§ Short problem
Every entry below should be transcribed exactly; pictures stay out of the copy.

§ Record list
BEGIN

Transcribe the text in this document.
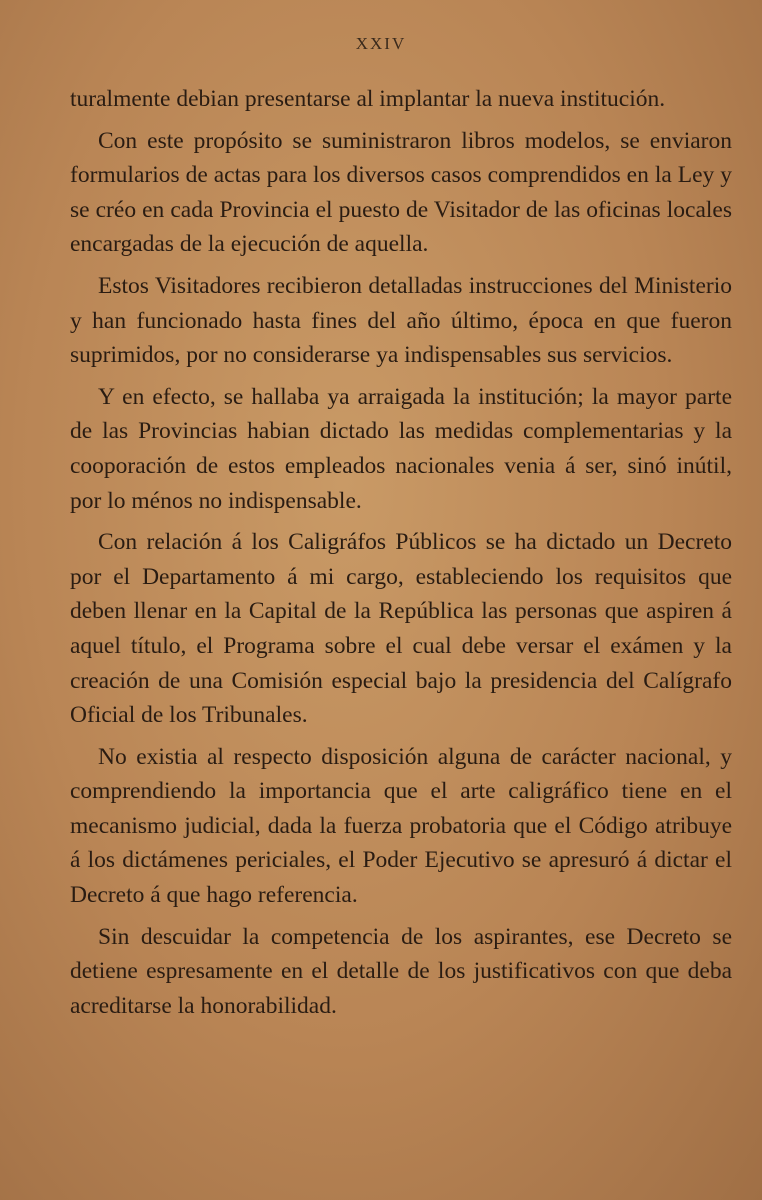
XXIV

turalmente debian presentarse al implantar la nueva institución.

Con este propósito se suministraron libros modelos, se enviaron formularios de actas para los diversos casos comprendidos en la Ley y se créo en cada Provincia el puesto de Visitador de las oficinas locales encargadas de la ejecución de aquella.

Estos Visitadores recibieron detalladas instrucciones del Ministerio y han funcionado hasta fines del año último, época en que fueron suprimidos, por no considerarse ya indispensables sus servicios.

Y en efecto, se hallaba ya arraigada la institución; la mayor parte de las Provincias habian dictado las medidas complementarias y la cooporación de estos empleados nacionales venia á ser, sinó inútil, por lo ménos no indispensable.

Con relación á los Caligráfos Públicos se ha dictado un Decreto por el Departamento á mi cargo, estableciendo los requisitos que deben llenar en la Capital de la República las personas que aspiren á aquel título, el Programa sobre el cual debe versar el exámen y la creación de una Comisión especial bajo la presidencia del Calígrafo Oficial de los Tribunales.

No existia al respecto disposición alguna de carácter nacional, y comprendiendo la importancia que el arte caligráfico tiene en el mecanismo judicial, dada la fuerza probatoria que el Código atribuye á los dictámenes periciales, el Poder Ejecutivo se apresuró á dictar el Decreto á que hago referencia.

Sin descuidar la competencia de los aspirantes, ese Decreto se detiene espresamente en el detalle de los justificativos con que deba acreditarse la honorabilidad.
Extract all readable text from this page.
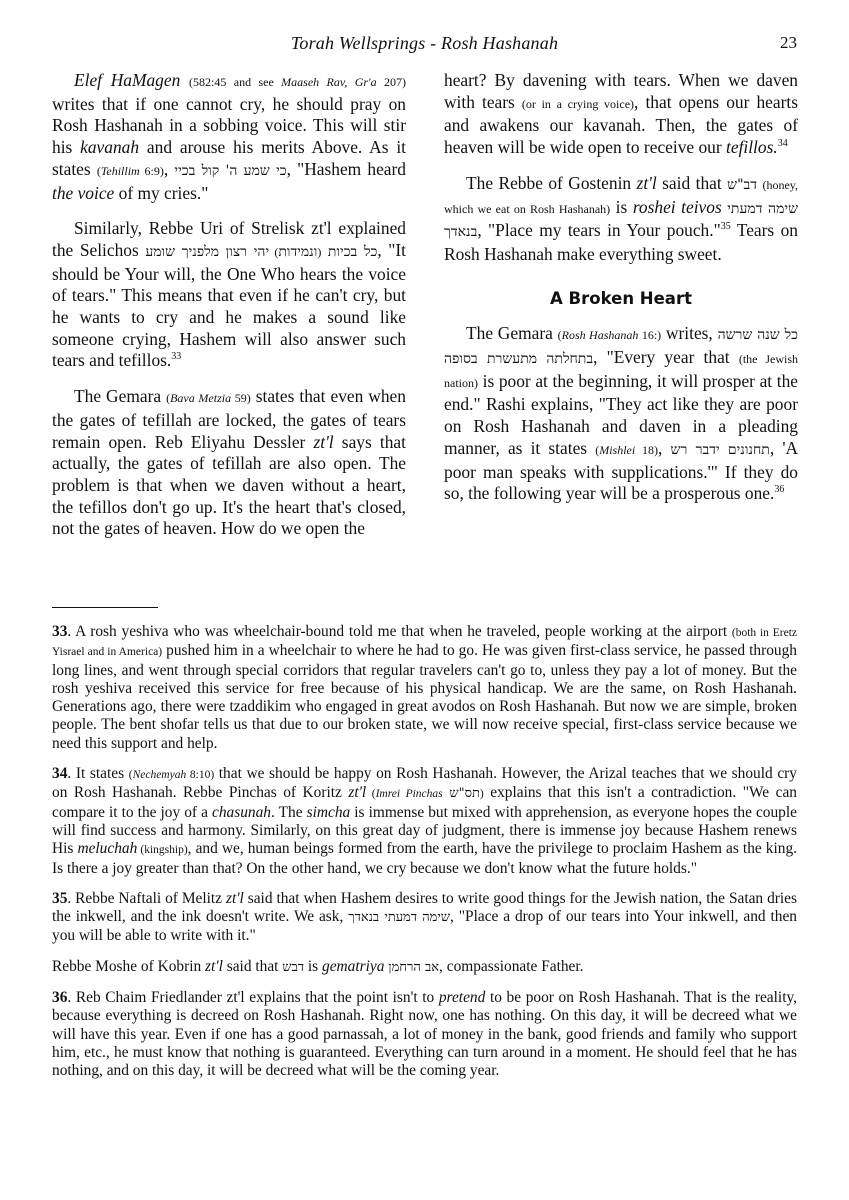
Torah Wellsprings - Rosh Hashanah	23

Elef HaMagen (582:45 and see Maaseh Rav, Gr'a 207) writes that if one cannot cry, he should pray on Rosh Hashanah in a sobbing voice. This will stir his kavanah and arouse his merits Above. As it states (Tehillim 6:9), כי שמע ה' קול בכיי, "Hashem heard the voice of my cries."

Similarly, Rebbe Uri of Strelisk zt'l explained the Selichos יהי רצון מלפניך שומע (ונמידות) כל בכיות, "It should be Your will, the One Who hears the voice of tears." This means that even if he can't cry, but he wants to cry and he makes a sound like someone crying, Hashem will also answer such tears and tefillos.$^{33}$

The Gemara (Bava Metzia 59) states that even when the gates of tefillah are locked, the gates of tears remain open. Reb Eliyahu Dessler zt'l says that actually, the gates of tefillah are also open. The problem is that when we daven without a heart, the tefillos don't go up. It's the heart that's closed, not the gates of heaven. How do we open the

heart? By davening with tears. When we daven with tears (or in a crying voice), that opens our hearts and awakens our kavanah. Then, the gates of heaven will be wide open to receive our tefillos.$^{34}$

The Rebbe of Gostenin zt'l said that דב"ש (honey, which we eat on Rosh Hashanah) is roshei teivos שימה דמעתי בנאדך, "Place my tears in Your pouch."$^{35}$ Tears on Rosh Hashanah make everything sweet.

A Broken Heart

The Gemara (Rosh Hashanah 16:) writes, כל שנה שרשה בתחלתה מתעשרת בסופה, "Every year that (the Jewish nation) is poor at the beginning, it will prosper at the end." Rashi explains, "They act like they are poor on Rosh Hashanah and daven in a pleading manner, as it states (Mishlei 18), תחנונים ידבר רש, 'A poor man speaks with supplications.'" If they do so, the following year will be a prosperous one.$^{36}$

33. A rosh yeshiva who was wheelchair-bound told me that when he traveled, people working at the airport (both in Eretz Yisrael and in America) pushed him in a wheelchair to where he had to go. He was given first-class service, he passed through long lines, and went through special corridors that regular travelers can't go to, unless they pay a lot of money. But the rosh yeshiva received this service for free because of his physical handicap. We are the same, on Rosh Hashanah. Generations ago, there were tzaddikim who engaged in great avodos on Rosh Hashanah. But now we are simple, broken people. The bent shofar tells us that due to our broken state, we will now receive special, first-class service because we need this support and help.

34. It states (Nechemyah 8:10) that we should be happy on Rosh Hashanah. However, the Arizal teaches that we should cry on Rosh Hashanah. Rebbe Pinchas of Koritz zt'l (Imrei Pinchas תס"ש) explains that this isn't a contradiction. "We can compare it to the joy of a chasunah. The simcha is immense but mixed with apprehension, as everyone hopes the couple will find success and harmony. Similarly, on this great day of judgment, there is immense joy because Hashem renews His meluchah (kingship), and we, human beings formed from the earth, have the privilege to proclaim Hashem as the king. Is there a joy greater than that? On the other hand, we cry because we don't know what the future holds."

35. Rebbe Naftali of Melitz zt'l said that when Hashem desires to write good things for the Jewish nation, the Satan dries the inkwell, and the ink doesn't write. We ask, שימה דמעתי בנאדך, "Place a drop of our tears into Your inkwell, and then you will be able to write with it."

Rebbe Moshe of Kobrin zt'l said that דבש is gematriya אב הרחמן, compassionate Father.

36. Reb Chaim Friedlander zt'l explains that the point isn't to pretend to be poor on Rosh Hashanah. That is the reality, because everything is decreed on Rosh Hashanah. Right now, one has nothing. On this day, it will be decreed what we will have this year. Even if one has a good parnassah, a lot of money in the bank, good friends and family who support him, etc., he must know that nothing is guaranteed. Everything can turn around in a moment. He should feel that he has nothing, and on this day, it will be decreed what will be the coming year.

END

§ Worked solution
Transcribe the text in this document.
XXIV

turalmente debian presentarse al implantar la nueva institución.

Con este propósito se suministraron libros modelos, se enviaron formularios de actas para los diversos casos comprendidos en la Ley y se créo en cada Provincia el puesto de Visitador de las oficinas locales encargadas de la ejecución de aquella.

Estos Visitadores recibieron detalladas instrucciones del Ministerio y han funcionado hasta fines del año último, época en que fueron suprimidos, por no considerarse ya indispensables sus servicios.

Y en efecto, se hallaba ya arraigada la institución; la mayor parte de las Provincias habian dictado las medidas complementarias y la cooporación de estos empleados nacionales venia á ser, sinó inútil, por lo ménos no indispensable.

Con relación á los Caligráfos Públicos se ha dictado un Decreto por el Departamento á mi cargo, estableciendo los requisitos que deben llenar en la Capital de la República las personas que aspiren á aquel título, el Programa sobre el cual debe versar el exámen y la creación de una Comisión especial bajo la presidencia del Calígrafo Oficial de los Tribunales.

No existia al respecto disposición alguna de carácter nacional, y comprendiendo la importancia que el arte caligráfico tiene en el mecanismo judicial, dada la fuerza probatoria que el Código atribuye á los dictámenes periciales, el Poder Ejecutivo se apresuró á dictar el Decreto á que hago referencia.

Sin descuidar la competencia de los aspirantes, ese Decreto se detiene espresamente en el detalle de los justificativos con que deba acreditarse la honorabilidad.
Extract all readable text from this page.
Torah Wellsprings - Rosh Hashanah	23

Elef HaMagen (582:45 and see Maaseh Rav, Gr'a 207) writes that if one cannot cry, he should pray on Rosh Hashanah in a sobbing voice. This will stir his kavanah and arouse his merits Above. As it states (Tehillim 6:9), כי שמע ה' קול בכיי, "Hashem heard the voice of my cries."

Similarly, Rebbe Uri of Strelisk zt'l explained the Selichos יהי רצון מלפניך שומע (ונמידות) כל בכיות, "It should be Your will, the One Who hears the voice of tears." This means that even if he can't cry, but he wants to cry and he makes a sound like someone crying, Hashem will also answer such tears and tefillos.$^{33}$

The Gemara (Bava Metzia 59) states that even when the gates of tefillah are locked, the gates of tears remain open. Reb Eliyahu Dessler zt'l says that actually, the gates of tefillah are also open. The problem is that when we daven without a heart, the tefillos don't go up. It's the heart that's closed, not the gates of heaven. How do we open the

heart? By davening with tears. When we daven with tears (or in a crying voice), that opens our hearts and awakens our kavanah. Then, the gates of heaven will be wide open to receive our tefillos.$^{34}$

The Rebbe of Gostenin zt'l said that דב"ש (honey, which we eat on Rosh Hashanah) is roshei teivos שימה דמעתי בנאדך, "Place my tears in Your pouch."$^{35}$ Tears on Rosh Hashanah make everything sweet.

A Broken Heart

The Gemara (Rosh Hashanah 16:) writes, כל שנה שרשה בתחלתה מתעשרת בסופה, "Every year that (the Jewish nation) is poor at the beginning, it will prosper at the end." Rashi explains, "They act like they are poor on Rosh Hashanah and daven in a pleading manner, as it states (Mishlei 18), תחנונים ידבר רש, 'A poor man speaks with supplications.'" If they do so, the following year will be a prosperous one.$^{36}$

33. A rosh yeshiva who was wheelchair-bound told me that when he traveled, people working at the airport (both in Eretz Yisrael and in America) pushed him in a wheelchair to where he had to go. He was given first-class service, he passed through long lines, and went through special corridors that regular travelers can't go to, unless they pay a lot of money. But the rosh yeshiva received this service for free because of his physical handicap. We are the same, on Rosh Hashanah. Generations ago, there were tzaddikim who engaged in great avodos on Rosh Hashanah. But now we are simple, broken people. The bent shofar tells us that due to our broken state, we will now receive special, first-class service because we need this support and help.

34. It states (Nechemyah 8:10) that we should be happy on Rosh Hashanah. However, the Arizal teaches that we should cry on Rosh Hashanah. Rebbe Pinchas of Koritz zt'l (Imrei Pinchas תס"ש) explains that this isn't a contradiction. "We can compare it to the joy of a chasunah. The simcha is immense but mixed with apprehension, as everyone hopes the couple will find success and harmony. Similarly, on this great day of judgment, there is immense joy because Hashem renews His meluchah (kingship), and we, human beings formed from the earth, have the privilege to proclaim Hashem as the king. Is there a joy greater than that? On the other hand, we cry because we don't know what the future holds."

35. Rebbe Naftali of Melitz zt'l said that when Hashem desires to write good things for the Jewish nation, the Satan dries the inkwell, and the ink doesn't write. We ask, שימה דמעתי בנאדך, "Place a drop of our tears into Your inkwell, and then you will be able to write with it."

Rebbe Moshe of Kobrin zt'l said that דבש is gematriya אב הרחמן, compassionate Father.

36. Reb Chaim Friedlander zt'l explains that the point isn't to pretend to be poor on Rosh Hashanah. That is the reality, because everything is decreed on Rosh Hashanah. Right now, one has nothing. On this day, it will be decreed what we will have this year. Even if one has a good parnassah, a lot of money in the bank, good friends and family who support him, etc., he must know that nothing is guaranteed. Everything can turn around in a moment. He should feel that he has nothing, and on this day, it will be decreed what will be the coming year.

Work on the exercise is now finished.